** Start Dataset **
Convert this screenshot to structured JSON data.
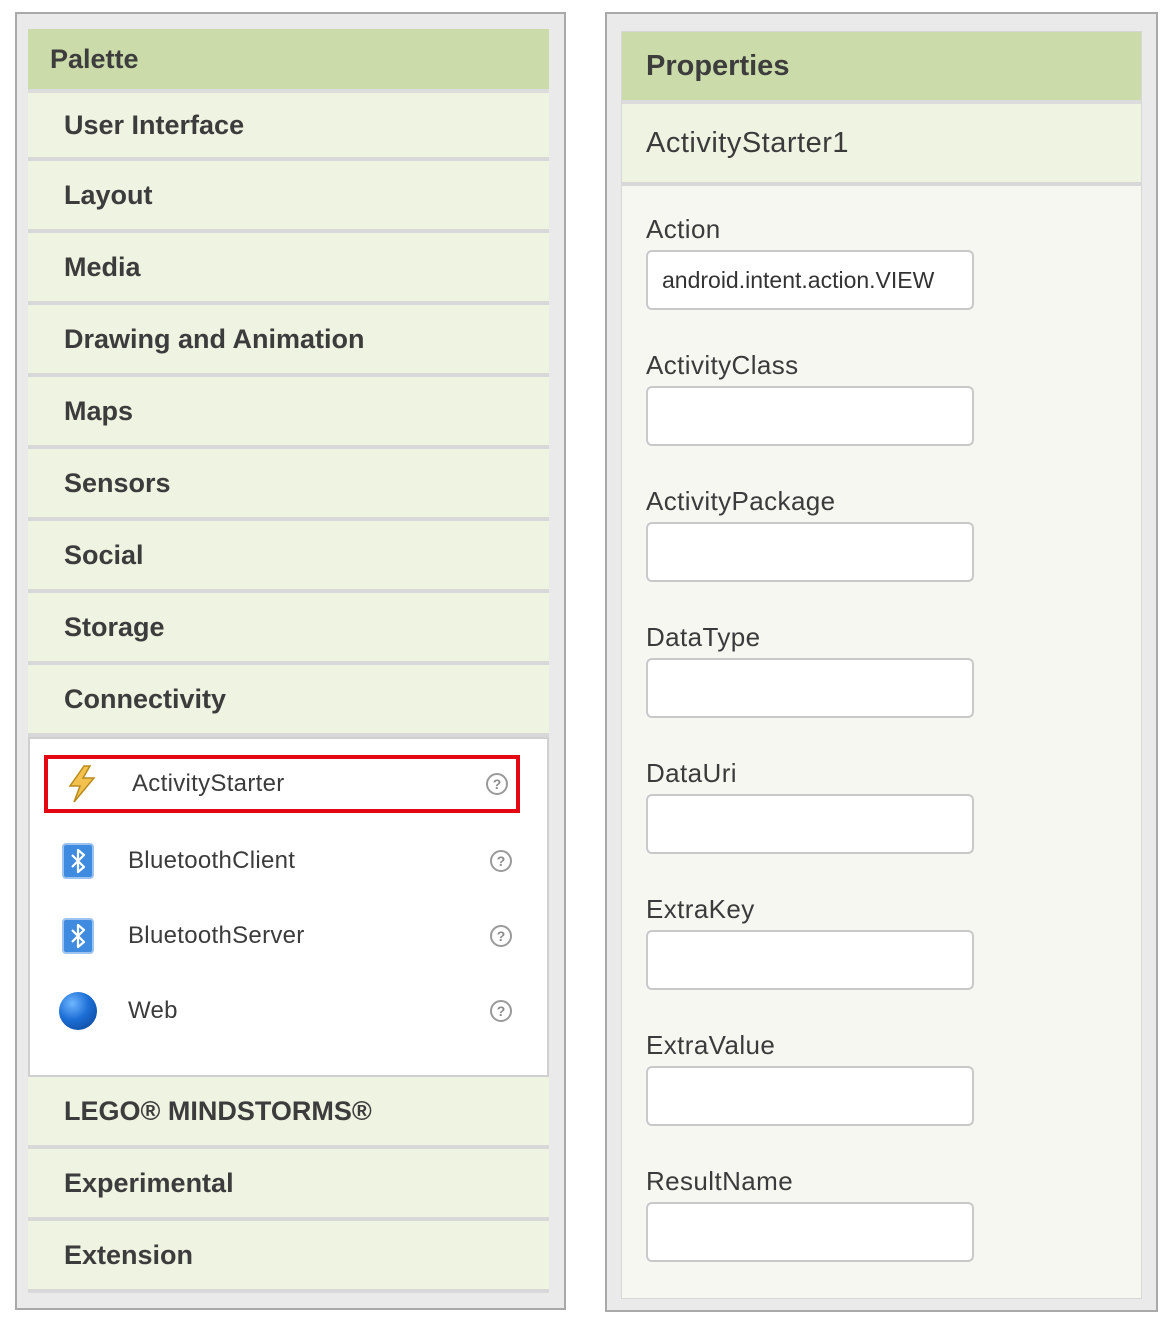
{
  "palette": {
    "title": "Palette",
    "categories_before": [
      "User Interface",
      "Layout",
      "Media",
      "Drawing and Animation",
      "Maps",
      "Sensors",
      "Social",
      "Storage",
      "Connectivity"
    ],
    "connectivity_items": [
      {
        "label": "ActivityStarter",
        "icon": "lightning-icon",
        "selected": true
      },
      {
        "label": "BluetoothClient",
        "icon": "bluetooth-icon",
        "selected": false
      },
      {
        "label": "BluetoothServer",
        "icon": "bluetooth-icon",
        "selected": false
      },
      {
        "label": "Web",
        "icon": "globe-icon",
        "selected": false
      }
    ],
    "help_glyph": "?",
    "categories_after": [
      "LEGO® MINDSTORMS®",
      "Experimental",
      "Extension"
    ]
  },
  "properties": {
    "title": "Properties",
    "component": "ActivityStarter1",
    "fields": [
      {
        "label": "Action",
        "value": "android.intent.action.VIEW"
      },
      {
        "label": "ActivityClass",
        "value": ""
      },
      {
        "label": "ActivityPackage",
        "value": ""
      },
      {
        "label": "DataType",
        "value": ""
      },
      {
        "label": "DataUri",
        "value": ""
      },
      {
        "label": "ExtraKey",
        "value": ""
      },
      {
        "label": "ExtraValue",
        "value": ""
      },
      {
        "label": "ResultName",
        "value": ""
      }
    ]
  },
  "colors": {
    "header_bg": "#cbdcaa",
    "category_bg": "#eef3e2",
    "selection_border": "#e30613",
    "bluetooth_blue": "#3f8be0"
  }
}
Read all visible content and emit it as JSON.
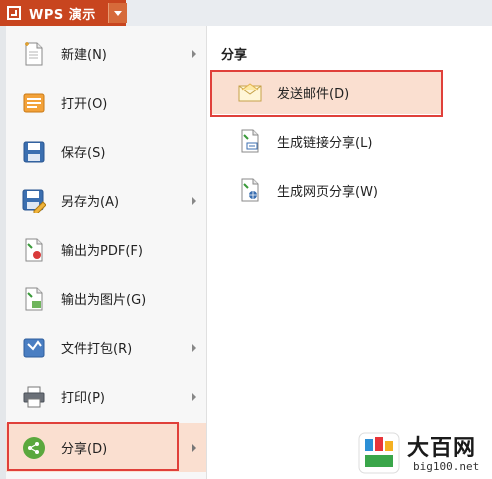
{
  "app": {
    "title": "WPS 演示",
    "brand_color": "#c8451f"
  },
  "menu": {
    "items": [
      {
        "label": "新建(N)",
        "icon": "new-doc-icon",
        "has_submenu": true
      },
      {
        "label": "打开(O)",
        "icon": "open-folder-icon",
        "has_submenu": false
      },
      {
        "label": "保存(S)",
        "icon": "save-disk-icon",
        "has_submenu": false
      },
      {
        "label": "另存为(A)",
        "icon": "save-as-icon",
        "has_submenu": true
      },
      {
        "label": "输出为PDF(F)",
        "icon": "export-pdf-icon",
        "has_submenu": false
      },
      {
        "label": "输出为图片(G)",
        "icon": "export-image-icon",
        "has_submenu": false
      },
      {
        "label": "文件打包(R)",
        "icon": "file-package-icon",
        "has_submenu": true
      },
      {
        "label": "打印(P)",
        "icon": "printer-icon",
        "has_submenu": true
      },
      {
        "label": "分享(D)",
        "icon": "share-icon",
        "has_submenu": true,
        "selected": true
      }
    ]
  },
  "submenu": {
    "title": "分享",
    "items": [
      {
        "label": "发送邮件(D)",
        "icon": "email-envelope-icon",
        "active": true
      },
      {
        "label": "生成链接分享(L)",
        "icon": "link-share-icon"
      },
      {
        "label": "生成网页分享(W)",
        "icon": "web-share-icon"
      }
    ]
  },
  "watermark": {
    "title": "大百网",
    "url": "big100.net"
  },
  "colors": {
    "highlight_border": "#e0403a",
    "selected_bg": "#fadfd0"
  }
}
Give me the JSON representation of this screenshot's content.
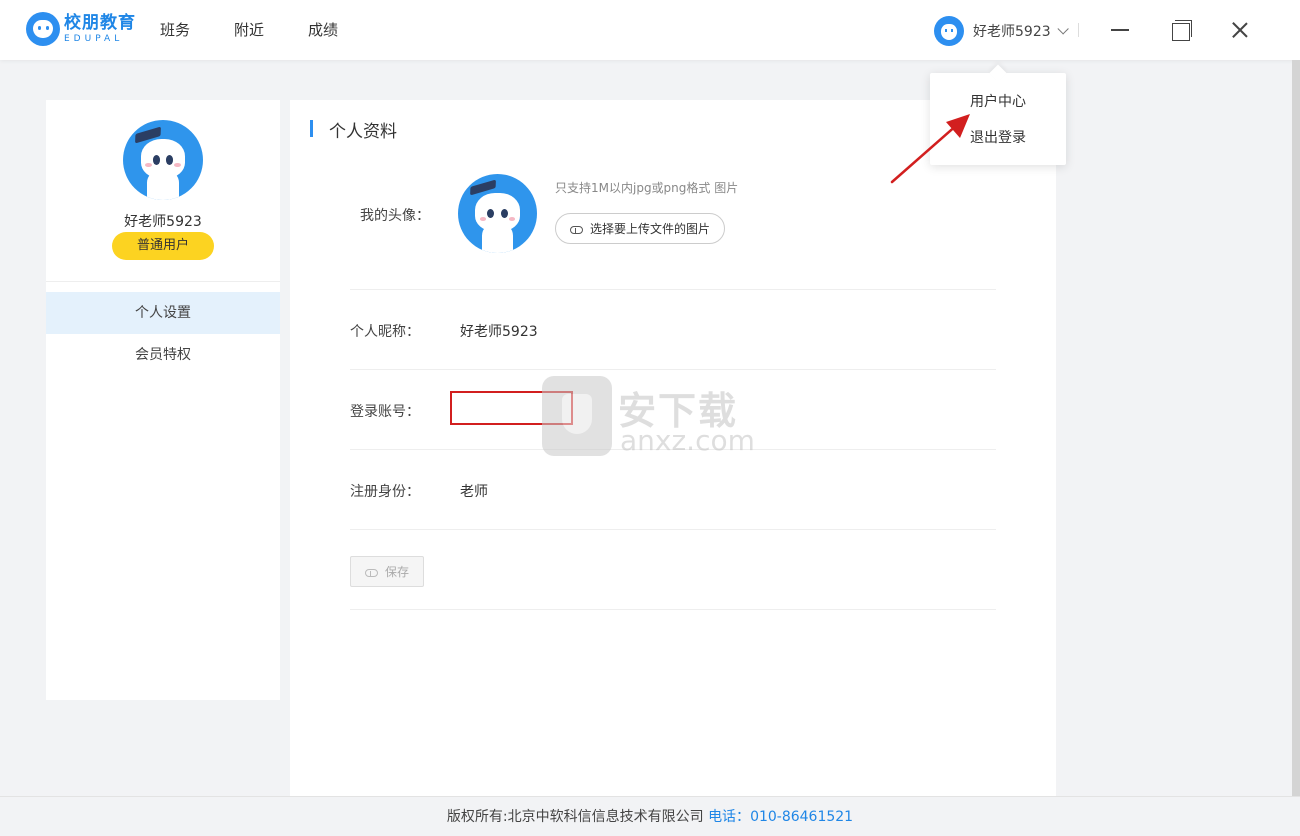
{
  "header": {
    "logo_cn": "校朋教育",
    "logo_en": "EDUPAL",
    "nav": [
      "班务",
      "附近",
      "成绩"
    ],
    "user_name": "好老师5923"
  },
  "dropdown": {
    "items": [
      "用户中心",
      "退出登录"
    ]
  },
  "sidebar": {
    "name": "好老师5923",
    "badge": "普通用户",
    "items": [
      {
        "label": "个人设置",
        "active": true
      },
      {
        "label": "会员特权",
        "active": false
      }
    ]
  },
  "profile": {
    "title": "个人资料",
    "avatar_label": "我的头像：",
    "avatar_hint": "只支持1M以内jpg或png格式 图片",
    "upload_label": "选择要上传文件的图片",
    "nickname_label": "个人昵称：",
    "nickname_value": "好老师5923",
    "account_label": "登录账号：",
    "account_value": "",
    "role_label": "注册身份：",
    "role_value": "老师",
    "save_label": "保存"
  },
  "watermark": {
    "cn": "安下载",
    "en": "anxz.com"
  },
  "footer": {
    "copyright": "版权所有:北京中软科信信息技术有限公司",
    "phone_label": "电话：",
    "phone": "010-86461521"
  },
  "colors": {
    "accent": "#2d8ff0",
    "badge": "#fcd321",
    "active_bg": "#e4f1fc",
    "highlight_box": "#d21f1f",
    "page_bg": "#f2f3f5"
  },
  "icons": [
    "edupal-logo",
    "user-avatar",
    "chevron-down-icon",
    "minimize-icon",
    "maximize-icon",
    "close-icon",
    "cloud-upload-icon",
    "arrow-annotation",
    "anxz-shield-icon"
  ]
}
** End Dataset **
- Aim
Search the lines for "export". Copy each line that has it.

- Answer for this exercise
        "icon": "export-pdf-icon",
        "icon": "export-image-icon",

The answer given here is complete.